> THE REQUEST
Locate each line containing the string "image" and copy it out.

+===+

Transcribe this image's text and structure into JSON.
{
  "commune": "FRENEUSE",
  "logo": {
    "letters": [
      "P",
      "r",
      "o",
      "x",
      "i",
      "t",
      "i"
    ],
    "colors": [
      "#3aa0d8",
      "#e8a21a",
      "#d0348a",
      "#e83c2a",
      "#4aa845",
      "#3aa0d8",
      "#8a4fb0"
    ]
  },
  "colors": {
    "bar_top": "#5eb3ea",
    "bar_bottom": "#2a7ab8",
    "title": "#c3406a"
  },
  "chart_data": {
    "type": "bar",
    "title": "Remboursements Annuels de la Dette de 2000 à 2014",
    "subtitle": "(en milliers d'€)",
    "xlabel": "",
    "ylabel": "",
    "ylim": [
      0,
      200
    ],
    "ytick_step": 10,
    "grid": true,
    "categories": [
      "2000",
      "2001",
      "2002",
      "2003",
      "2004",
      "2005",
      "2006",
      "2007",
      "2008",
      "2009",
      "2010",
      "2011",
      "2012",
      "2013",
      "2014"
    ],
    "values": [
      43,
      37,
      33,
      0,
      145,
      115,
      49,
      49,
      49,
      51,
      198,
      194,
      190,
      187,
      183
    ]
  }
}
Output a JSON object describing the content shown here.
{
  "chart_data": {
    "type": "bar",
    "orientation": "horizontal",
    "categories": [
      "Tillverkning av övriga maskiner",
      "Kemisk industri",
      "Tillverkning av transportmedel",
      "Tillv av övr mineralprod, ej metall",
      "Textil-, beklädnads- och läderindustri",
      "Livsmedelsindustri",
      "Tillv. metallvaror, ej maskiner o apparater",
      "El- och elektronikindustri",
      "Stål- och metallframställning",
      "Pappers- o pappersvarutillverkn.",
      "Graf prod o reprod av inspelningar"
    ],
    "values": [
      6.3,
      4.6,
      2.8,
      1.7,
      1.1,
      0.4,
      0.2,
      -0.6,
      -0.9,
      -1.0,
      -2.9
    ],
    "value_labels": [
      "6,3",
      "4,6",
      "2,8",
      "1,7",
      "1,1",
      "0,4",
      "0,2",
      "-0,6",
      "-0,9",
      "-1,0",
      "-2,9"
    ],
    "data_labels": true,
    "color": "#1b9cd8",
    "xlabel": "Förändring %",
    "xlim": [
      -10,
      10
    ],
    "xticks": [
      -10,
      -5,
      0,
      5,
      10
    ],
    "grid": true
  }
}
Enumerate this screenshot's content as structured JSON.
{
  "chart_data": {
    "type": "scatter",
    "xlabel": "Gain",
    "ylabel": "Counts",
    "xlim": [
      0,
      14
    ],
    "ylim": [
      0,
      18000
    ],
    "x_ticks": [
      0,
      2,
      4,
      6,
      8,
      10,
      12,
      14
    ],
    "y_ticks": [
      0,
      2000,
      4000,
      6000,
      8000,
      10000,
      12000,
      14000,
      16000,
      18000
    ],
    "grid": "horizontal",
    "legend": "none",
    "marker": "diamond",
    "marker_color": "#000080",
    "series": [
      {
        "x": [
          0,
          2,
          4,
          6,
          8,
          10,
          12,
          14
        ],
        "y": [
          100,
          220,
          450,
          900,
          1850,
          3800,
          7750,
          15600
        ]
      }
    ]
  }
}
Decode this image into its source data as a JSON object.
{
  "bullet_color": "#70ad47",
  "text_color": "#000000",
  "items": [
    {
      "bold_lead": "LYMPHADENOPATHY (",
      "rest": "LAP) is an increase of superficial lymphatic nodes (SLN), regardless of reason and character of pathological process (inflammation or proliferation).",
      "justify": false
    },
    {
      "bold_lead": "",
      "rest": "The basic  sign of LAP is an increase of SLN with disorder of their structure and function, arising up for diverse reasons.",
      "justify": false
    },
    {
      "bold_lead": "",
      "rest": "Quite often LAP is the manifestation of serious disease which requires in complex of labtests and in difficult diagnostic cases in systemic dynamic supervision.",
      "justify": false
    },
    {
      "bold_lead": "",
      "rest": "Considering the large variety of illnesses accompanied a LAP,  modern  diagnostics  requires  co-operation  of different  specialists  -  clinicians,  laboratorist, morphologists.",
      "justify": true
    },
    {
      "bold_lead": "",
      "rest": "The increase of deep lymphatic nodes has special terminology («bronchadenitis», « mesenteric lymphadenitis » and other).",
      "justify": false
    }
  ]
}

+===+

> COMPLETED EXERCISE
Transcribe this image's text and structure into JSON.
Decode this image into its source data as a JSON object.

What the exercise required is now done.